• **Problem statement**:
Tell how many lines have the string "material" in them, and write nothing besides the number.

• **Exercise input**:
◇ ◇ ◇ ◇ ◇ ◇ ◇
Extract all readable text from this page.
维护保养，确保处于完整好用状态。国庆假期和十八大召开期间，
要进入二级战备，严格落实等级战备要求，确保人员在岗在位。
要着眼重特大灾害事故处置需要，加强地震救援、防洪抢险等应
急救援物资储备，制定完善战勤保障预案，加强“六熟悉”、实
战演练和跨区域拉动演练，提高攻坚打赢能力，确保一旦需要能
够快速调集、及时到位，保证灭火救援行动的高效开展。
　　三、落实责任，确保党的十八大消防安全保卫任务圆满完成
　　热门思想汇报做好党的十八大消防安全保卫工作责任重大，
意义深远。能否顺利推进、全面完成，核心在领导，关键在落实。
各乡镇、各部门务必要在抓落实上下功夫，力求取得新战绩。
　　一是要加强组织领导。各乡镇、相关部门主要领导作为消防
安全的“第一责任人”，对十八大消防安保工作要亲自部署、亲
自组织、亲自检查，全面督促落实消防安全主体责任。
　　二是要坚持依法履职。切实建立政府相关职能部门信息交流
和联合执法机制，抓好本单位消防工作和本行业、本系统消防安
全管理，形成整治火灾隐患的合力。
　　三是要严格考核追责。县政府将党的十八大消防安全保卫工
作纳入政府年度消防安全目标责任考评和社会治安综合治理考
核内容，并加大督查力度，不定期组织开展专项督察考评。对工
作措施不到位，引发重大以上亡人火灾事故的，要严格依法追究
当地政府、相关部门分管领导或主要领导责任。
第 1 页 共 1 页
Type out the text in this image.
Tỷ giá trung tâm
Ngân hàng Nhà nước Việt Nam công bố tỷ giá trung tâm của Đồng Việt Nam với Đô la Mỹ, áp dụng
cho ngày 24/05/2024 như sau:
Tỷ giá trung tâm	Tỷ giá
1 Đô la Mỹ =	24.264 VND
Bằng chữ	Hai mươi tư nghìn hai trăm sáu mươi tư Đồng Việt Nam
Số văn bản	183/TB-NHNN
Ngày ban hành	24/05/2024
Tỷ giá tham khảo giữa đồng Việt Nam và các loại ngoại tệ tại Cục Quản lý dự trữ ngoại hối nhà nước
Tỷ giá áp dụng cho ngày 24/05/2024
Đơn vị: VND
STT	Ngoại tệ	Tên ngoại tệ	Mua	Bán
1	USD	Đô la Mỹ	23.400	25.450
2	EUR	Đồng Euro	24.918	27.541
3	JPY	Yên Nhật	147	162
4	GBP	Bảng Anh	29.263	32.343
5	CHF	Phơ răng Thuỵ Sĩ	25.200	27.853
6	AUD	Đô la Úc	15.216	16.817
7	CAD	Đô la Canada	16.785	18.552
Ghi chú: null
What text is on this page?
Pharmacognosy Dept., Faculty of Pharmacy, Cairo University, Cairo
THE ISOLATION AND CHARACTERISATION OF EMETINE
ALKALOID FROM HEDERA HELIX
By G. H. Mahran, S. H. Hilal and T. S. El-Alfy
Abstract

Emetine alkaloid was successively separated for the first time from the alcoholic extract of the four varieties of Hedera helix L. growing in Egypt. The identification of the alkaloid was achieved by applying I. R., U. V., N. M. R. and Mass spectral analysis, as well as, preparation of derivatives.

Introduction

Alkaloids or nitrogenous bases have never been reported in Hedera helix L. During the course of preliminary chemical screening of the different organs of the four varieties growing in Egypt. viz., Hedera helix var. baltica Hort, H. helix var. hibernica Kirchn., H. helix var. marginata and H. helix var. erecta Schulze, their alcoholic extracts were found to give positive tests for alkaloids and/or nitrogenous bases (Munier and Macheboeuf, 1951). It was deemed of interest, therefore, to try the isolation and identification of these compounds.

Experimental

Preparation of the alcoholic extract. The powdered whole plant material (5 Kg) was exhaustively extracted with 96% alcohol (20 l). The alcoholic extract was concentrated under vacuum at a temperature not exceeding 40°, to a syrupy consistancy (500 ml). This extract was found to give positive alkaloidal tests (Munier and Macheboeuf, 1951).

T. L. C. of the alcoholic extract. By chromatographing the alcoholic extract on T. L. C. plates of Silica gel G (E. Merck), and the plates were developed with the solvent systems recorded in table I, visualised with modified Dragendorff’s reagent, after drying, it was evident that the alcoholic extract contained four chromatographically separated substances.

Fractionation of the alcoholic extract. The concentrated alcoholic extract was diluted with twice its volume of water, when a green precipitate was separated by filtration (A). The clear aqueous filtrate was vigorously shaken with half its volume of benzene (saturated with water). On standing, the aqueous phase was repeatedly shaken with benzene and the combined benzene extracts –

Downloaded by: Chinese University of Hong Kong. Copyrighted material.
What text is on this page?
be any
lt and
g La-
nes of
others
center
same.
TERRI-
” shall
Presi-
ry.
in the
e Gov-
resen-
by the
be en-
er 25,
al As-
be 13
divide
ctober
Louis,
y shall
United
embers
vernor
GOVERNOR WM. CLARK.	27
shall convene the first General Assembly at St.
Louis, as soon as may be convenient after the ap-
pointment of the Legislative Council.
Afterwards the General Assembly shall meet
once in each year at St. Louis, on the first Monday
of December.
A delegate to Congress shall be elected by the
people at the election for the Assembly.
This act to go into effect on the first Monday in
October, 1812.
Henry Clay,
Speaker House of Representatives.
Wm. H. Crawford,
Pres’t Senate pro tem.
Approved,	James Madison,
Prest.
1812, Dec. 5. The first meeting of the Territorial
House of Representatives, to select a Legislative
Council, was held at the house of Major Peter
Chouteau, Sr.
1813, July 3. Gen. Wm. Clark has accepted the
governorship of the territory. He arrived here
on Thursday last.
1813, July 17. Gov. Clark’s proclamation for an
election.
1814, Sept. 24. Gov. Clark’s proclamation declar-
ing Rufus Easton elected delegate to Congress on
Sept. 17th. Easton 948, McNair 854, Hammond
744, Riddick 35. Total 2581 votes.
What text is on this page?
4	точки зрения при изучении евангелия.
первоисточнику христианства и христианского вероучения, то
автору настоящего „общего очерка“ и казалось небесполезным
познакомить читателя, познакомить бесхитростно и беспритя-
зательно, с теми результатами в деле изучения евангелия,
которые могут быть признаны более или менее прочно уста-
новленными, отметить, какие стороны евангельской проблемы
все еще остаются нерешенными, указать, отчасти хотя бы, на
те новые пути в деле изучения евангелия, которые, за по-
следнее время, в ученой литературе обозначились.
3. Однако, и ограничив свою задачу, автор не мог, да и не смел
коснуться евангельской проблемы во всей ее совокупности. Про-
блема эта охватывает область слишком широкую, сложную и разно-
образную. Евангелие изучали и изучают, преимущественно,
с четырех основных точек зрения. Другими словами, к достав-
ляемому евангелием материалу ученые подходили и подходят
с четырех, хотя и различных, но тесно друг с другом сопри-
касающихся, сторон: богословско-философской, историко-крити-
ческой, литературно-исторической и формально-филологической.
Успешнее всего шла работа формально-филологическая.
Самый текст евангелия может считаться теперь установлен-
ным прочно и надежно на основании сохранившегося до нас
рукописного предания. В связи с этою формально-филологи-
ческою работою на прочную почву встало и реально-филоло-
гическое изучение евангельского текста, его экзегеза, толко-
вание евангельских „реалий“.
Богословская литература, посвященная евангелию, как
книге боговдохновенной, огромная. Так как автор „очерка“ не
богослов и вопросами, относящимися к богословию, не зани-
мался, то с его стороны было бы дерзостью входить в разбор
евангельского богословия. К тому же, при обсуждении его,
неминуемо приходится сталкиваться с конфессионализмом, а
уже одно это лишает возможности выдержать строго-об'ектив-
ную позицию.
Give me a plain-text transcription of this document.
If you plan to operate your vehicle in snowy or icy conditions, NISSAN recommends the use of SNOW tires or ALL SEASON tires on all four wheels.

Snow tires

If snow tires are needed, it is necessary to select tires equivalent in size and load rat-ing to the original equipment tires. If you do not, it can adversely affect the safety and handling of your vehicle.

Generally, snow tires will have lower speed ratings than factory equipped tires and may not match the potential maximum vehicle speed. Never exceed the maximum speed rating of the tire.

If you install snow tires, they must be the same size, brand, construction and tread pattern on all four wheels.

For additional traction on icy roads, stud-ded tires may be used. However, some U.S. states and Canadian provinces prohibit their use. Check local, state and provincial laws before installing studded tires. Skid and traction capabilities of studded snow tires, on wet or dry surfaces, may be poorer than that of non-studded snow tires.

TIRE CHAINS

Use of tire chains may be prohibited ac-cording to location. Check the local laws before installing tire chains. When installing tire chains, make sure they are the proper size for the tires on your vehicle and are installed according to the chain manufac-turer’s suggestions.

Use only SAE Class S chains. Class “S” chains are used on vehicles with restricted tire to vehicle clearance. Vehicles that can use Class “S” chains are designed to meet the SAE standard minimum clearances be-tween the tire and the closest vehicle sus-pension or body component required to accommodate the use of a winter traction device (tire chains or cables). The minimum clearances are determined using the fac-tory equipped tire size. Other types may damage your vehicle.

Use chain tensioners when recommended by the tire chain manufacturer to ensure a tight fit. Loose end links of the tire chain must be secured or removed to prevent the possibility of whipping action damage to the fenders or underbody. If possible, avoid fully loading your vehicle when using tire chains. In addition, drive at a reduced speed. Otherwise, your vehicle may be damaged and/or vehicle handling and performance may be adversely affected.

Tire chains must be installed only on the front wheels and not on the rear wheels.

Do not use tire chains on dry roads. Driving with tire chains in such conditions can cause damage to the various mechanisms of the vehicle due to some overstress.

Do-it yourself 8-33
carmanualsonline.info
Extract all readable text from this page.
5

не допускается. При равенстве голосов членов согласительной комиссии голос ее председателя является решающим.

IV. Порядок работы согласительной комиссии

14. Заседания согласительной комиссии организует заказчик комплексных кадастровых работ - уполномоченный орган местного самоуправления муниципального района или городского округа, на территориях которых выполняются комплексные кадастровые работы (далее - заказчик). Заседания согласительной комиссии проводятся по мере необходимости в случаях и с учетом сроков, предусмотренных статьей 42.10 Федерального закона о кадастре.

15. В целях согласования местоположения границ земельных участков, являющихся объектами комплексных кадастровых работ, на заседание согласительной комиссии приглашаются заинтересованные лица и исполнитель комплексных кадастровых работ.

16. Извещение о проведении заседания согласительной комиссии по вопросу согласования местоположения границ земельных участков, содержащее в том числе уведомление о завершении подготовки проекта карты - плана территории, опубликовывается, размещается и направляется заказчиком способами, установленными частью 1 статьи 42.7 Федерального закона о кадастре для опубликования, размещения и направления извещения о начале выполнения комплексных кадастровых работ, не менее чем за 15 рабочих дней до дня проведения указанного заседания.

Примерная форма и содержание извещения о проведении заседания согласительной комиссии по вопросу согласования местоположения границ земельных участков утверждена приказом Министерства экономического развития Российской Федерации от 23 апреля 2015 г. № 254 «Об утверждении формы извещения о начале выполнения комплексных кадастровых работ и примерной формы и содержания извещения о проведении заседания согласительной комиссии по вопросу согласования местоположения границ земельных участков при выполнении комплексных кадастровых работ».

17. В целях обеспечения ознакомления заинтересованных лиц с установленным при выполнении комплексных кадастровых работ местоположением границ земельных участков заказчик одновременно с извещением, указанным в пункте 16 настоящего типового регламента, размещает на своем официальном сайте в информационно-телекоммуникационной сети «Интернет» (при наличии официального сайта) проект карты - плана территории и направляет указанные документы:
◇ ◇ ◇ ◇ ◇ ◇ ◇
• **Answer for this exercise**:
2